* Exercise details: Report every line in the listing below where the string "style" shows up.

* Records from a collection:
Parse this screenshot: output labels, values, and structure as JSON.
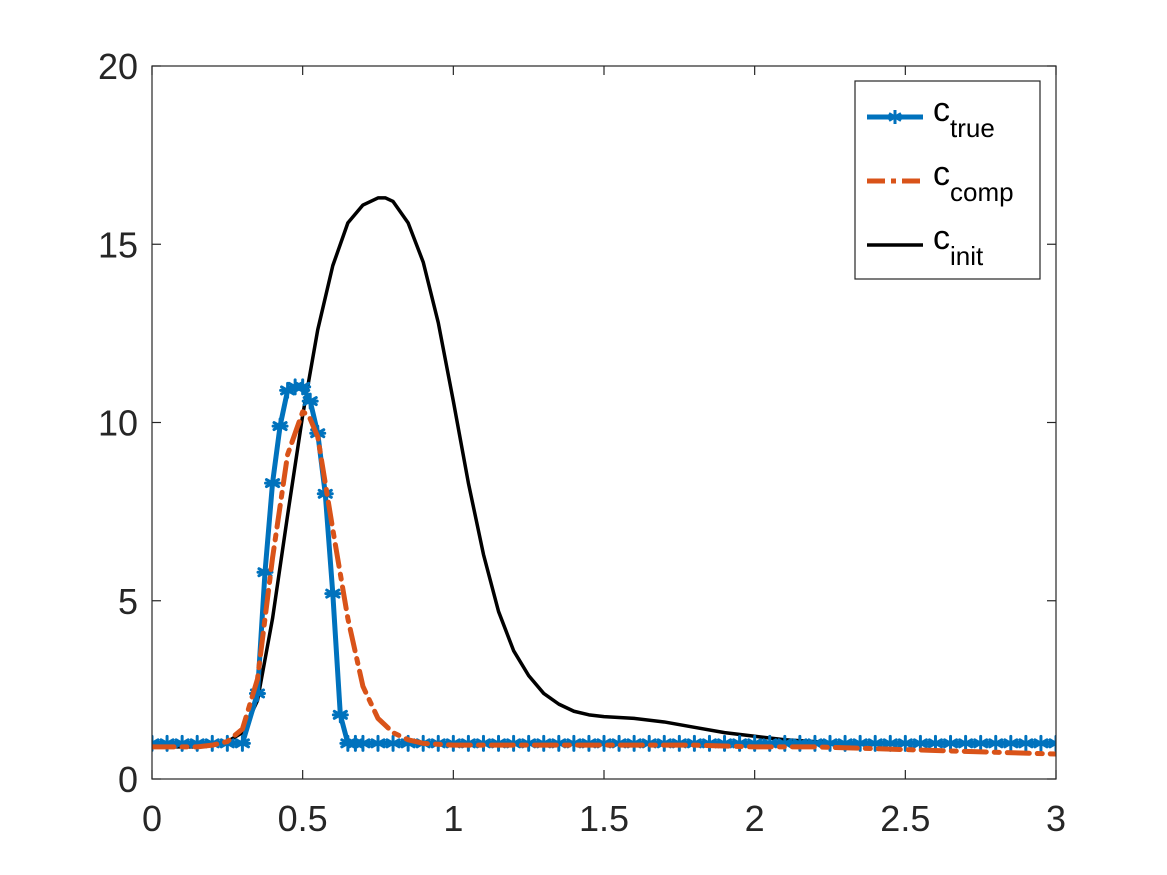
{
  "chart_data": {
    "type": "line",
    "title": "",
    "xlabel": "",
    "ylabel": "",
    "xlim": [
      0,
      3
    ],
    "ylim": [
      0,
      20
    ],
    "x_ticks": [
      "0",
      "0.5",
      "1",
      "1.5",
      "2",
      "2.5",
      "3"
    ],
    "y_ticks": [
      "0",
      "5",
      "10",
      "15",
      "20"
    ],
    "grid": false,
    "legend_position": "top-right",
    "series": [
      {
        "name": "c",
        "name_subscript": "true",
        "color": "#0072BD",
        "style": "solid-star-markers",
        "x": [
          0,
          0.05,
          0.1,
          0.15,
          0.2,
          0.25,
          0.3,
          0.35,
          0.375,
          0.4,
          0.425,
          0.45,
          0.475,
          0.5,
          0.525,
          0.55,
          0.575,
          0.6,
          0.625,
          0.65,
          0.675,
          0.7,
          0.75,
          0.8,
          0.85,
          0.9,
          0.95,
          1.0,
          1.05,
          1.1,
          1.15,
          1.2,
          1.25,
          1.3,
          1.35,
          1.4,
          1.45,
          1.5,
          1.55,
          1.6,
          1.65,
          1.7,
          1.75,
          1.8,
          1.85,
          1.9,
          1.95,
          2.0,
          2.05,
          2.1,
          2.15,
          2.2,
          2.25,
          2.3,
          2.35,
          2.4,
          2.45,
          2.5,
          2.55,
          2.6,
          2.65,
          2.7,
          2.75,
          2.8,
          2.85,
          2.9,
          2.95,
          3.0
        ],
        "y": [
          1.0,
          1.0,
          1.0,
          1.0,
          1.0,
          1.0,
          1.0,
          2.4,
          5.8,
          8.3,
          9.9,
          10.9,
          11.0,
          11.0,
          10.6,
          9.7,
          8.0,
          5.2,
          1.8,
          1.0,
          1.0,
          1.0,
          1.0,
          1.0,
          1.0,
          1.0,
          1.0,
          1.0,
          1.0,
          1.0,
          1.0,
          1.0,
          1.0,
          1.0,
          1.0,
          1.0,
          1.0,
          1.0,
          1.0,
          1.0,
          1.0,
          1.0,
          1.0,
          1.0,
          1.0,
          1.0,
          1.0,
          1.0,
          1.0,
          1.0,
          1.0,
          1.0,
          1.0,
          1.0,
          1.0,
          1.0,
          1.0,
          1.0,
          1.0,
          1.0,
          1.0,
          1.0,
          1.0,
          1.0,
          1.0,
          1.0,
          1.0,
          1.0
        ]
      },
      {
        "name": "c",
        "name_subscript": "comp",
        "color": "#D95319",
        "style": "dash-dot",
        "x": [
          0,
          0.05,
          0.1,
          0.15,
          0.2,
          0.25,
          0.3,
          0.35,
          0.4,
          0.45,
          0.5,
          0.52,
          0.55,
          0.6,
          0.65,
          0.7,
          0.75,
          0.8,
          0.85,
          0.9,
          1.0,
          1.2,
          1.5,
          1.8,
          2.0,
          2.2,
          2.4,
          2.6,
          2.8,
          3.0
        ],
        "y": [
          0.9,
          0.9,
          0.9,
          0.9,
          0.95,
          1.05,
          1.4,
          2.8,
          6.2,
          9.1,
          10.3,
          10.2,
          9.6,
          7.0,
          4.5,
          2.6,
          1.7,
          1.3,
          1.1,
          1.0,
          0.95,
          0.95,
          0.95,
          0.95,
          0.9,
          0.9,
          0.85,
          0.8,
          0.75,
          0.7
        ]
      },
      {
        "name": "c",
        "name_subscript": "init",
        "color": "#000000",
        "style": "solid",
        "x": [
          0,
          0.05,
          0.1,
          0.15,
          0.2,
          0.25,
          0.3,
          0.35,
          0.4,
          0.45,
          0.5,
          0.55,
          0.6,
          0.65,
          0.7,
          0.75,
          0.775,
          0.8,
          0.85,
          0.9,
          0.95,
          1.0,
          1.05,
          1.1,
          1.15,
          1.2,
          1.25,
          1.3,
          1.35,
          1.4,
          1.45,
          1.5,
          1.6,
          1.7,
          1.8,
          1.9,
          2.0,
          2.1,
          2.2,
          2.3,
          2.4,
          2.5,
          2.6,
          2.7,
          2.8,
          2.9,
          3.0
        ],
        "y": [
          0.9,
          0.9,
          0.9,
          0.9,
          0.95,
          1.05,
          1.3,
          2.2,
          4.5,
          7.4,
          10.2,
          12.6,
          14.4,
          15.6,
          16.1,
          16.3,
          16.3,
          16.2,
          15.6,
          14.5,
          12.8,
          10.6,
          8.3,
          6.3,
          4.7,
          3.6,
          2.9,
          2.4,
          2.1,
          1.9,
          1.8,
          1.75,
          1.7,
          1.6,
          1.45,
          1.3,
          1.2,
          1.1,
          1.05,
          1.0,
          1.0,
          1.0,
          1.0,
          1.0,
          1.0,
          1.0,
          1.0
        ]
      }
    ]
  }
}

* Result for this exercise:
        "style": "solid-star-markers",
        "style": "dash-dot",
        "style": "solid",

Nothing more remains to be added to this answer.